A surgical drape is a sterile sheet used to create a sterile field during surgical procedures with the purpose of preventing the spread of infection from non-sterile to sterile areas and protecting the patient from contamination. The use of surgical drapes is a standard procedure in modern surgery . Surgical drapes come in various shapes and sizes, including those that are made of materials resistant to penetration by liquids and microorganisms.

==Description==
Sterile sheets are used as surgical drapes to create a sterile field during surgical procedures. Drapes are used to prevent the spread of infection from non-sterile to sterile areas and to protect the patient from contamination. The use of surgical drape not only serves to protect the surgical site, but also expands the sterile field, allowing surgical team members to place sterile supplies onto them.

The use of surgical drapes is a standard procedure in modern surgery and is recommended by many professional organizations, including the World Health Organization (WHO) and the Centers for Disease Control and Prevention (CDC).

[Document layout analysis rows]
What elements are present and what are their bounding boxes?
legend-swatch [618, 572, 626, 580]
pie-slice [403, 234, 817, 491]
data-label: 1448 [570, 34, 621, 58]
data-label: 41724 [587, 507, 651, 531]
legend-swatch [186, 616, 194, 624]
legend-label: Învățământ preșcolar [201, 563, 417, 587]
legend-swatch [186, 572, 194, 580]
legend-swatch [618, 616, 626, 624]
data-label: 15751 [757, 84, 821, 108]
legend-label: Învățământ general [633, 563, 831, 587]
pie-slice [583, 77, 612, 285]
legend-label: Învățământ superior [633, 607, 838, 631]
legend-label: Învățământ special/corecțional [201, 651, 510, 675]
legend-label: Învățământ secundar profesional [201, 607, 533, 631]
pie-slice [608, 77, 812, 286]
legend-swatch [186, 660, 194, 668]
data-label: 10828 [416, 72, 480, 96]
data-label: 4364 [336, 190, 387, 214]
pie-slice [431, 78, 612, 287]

*EXERCISE INSTRUCTIONS*:
1. Summarize the text on surgical drapes in two sentences.
2. Echo the surgical drape text, everything from "A surgical drape" down to "supplies onto them.".
3. Carry on the passage about surgical drapes from the point where it stops.
These rows were taken from a separate source.

*ANSWERS GIVEN*:
1. Surgical drapes are sterile sheets that create a sterile field during surgery, preventing the spread of infection from non-sterile to sterile areas and protecting the patient from contamination. They also expand the sterile field so surgical team members can place sterile supplies on them, and their use is a standard procedure in modern surgery, recommended by organizations including the WHO and the CDC.

2.
A surgical drape is a sterile sheet used to create a sterile field during surgical procedures with the purpose of preventing the spread of infection from non-sterile to sterile areas and protecting the patient from contamination. The use of surgical drapes is a standard procedure in modern surgery . Surgical drapes come in various shapes and sizes, including those that are made of materials resistant to penetration by liquids and microorganisms.

==Description==
Sterile sheets are used as surgical drapes to create a sterile field during surgical procedures. Drapes are used to prevent the spread of infection from non-sterile to sterile areas and to protect the patient from contamination. The use of surgical drape not only serves to protect the surgical site, but also expands the sterile field, allowing surgical team members to place sterile supplies onto them.

3.
Some studies have shown that the use of surgical drapes reduces the incidence of surgical site infections (SSIs), which are suggested to be a significant cause of morbidity and mortality in surgical patients, as well as hospitalization costs.

=== Construction ===
Surgical drapes come in various shapes and sizes, including those that are made of materials resistant to penetration by liquids and microorganisms. The drapes are placed over the patient and surrounding areas to create a sterile field. The edges of the drapes are secured with adhesive tape or other means to prevent the drapes from moving during the procedure.